[Data excerpts]
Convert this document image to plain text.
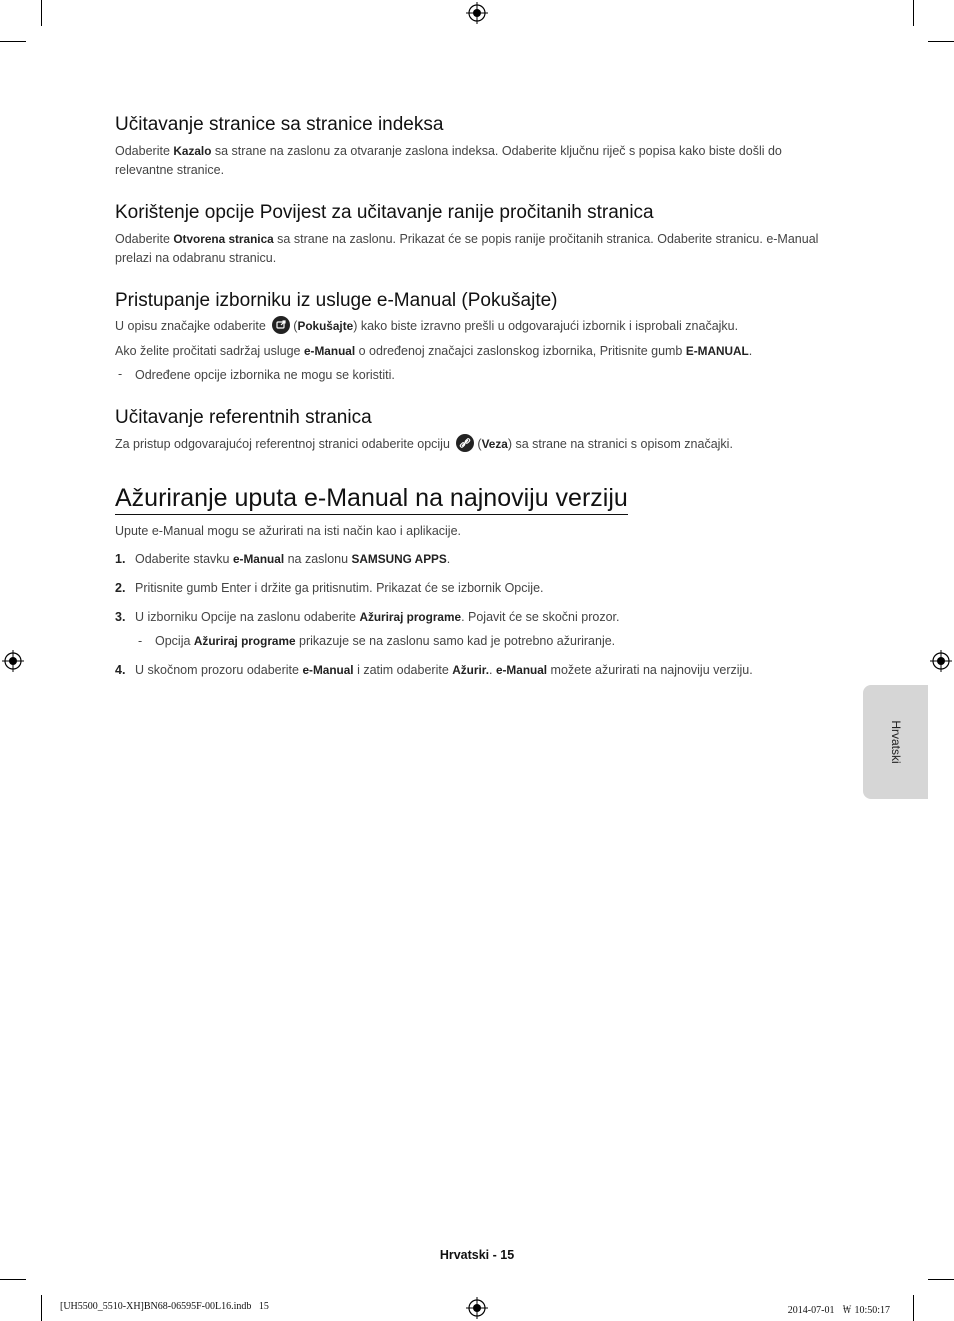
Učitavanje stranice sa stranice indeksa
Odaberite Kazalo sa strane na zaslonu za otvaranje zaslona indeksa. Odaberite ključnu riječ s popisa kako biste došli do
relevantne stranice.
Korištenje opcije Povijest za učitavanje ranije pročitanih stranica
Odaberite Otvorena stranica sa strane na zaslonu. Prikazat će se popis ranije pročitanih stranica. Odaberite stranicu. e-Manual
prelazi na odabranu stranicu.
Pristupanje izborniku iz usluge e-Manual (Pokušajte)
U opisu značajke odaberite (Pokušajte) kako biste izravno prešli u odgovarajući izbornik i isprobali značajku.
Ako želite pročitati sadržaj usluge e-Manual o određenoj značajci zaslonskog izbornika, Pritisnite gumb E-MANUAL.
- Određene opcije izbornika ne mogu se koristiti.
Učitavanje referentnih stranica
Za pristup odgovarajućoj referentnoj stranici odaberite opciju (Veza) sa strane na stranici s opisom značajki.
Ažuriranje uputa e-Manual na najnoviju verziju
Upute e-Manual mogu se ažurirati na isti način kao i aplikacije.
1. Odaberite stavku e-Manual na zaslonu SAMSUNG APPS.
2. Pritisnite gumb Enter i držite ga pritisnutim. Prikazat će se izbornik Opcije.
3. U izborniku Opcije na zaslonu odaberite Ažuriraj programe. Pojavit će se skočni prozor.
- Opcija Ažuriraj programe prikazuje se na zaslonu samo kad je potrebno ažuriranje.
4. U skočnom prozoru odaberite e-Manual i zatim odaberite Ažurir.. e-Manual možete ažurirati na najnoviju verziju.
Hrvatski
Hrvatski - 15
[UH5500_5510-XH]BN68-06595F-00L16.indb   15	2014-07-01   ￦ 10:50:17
* * *
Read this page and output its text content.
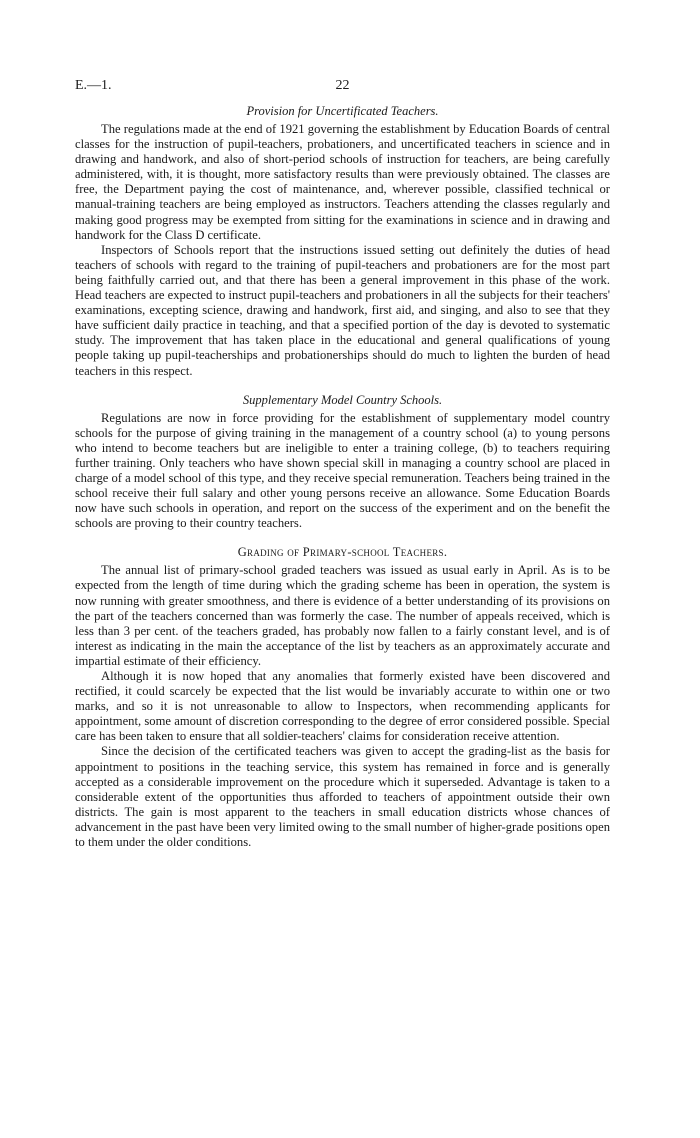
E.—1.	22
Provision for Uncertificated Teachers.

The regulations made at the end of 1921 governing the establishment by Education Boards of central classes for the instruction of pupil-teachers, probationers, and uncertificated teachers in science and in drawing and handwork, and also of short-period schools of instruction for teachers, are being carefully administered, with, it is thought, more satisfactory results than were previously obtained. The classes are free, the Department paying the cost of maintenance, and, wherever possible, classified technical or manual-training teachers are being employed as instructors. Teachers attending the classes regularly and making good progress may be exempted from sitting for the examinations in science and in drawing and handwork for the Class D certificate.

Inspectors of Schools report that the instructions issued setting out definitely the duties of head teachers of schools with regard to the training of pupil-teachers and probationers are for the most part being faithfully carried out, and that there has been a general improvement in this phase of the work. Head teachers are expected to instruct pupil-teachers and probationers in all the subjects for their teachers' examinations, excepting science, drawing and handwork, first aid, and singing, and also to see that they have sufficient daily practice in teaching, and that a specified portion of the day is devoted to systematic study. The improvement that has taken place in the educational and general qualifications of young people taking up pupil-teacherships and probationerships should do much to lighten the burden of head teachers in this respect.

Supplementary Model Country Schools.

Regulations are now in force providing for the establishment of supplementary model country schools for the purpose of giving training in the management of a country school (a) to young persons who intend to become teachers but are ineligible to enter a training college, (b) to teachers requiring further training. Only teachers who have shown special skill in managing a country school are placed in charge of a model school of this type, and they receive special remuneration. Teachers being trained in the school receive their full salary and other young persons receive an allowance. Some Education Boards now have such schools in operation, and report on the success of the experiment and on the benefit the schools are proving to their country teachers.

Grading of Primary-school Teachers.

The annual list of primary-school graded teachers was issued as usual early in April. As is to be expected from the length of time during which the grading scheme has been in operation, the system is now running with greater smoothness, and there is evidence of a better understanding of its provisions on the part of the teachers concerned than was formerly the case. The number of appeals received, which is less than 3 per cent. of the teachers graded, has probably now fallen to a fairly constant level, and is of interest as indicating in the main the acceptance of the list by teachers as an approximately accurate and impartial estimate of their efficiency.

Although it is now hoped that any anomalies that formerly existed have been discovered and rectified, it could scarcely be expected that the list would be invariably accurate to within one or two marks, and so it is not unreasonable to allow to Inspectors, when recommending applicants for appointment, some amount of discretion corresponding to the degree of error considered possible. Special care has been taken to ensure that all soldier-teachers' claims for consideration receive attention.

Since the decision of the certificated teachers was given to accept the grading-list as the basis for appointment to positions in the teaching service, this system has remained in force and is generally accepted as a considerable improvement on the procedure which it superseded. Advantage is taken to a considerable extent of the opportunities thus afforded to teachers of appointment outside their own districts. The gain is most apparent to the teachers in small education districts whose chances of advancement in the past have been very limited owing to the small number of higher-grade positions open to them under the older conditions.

■ Aim: Leave out every line without the string "Pritisnite" and copy the rest.

■ Task solution:
Ako želite pročitati sadržaj usluge e-Manual o određenoj značajci zaslonskog izbornika, Pritisnite gumb E-MANUAL.
2. Pritisnite gumb Enter i držite ga pritisnutim. Prikazat će se izbornik Opcije.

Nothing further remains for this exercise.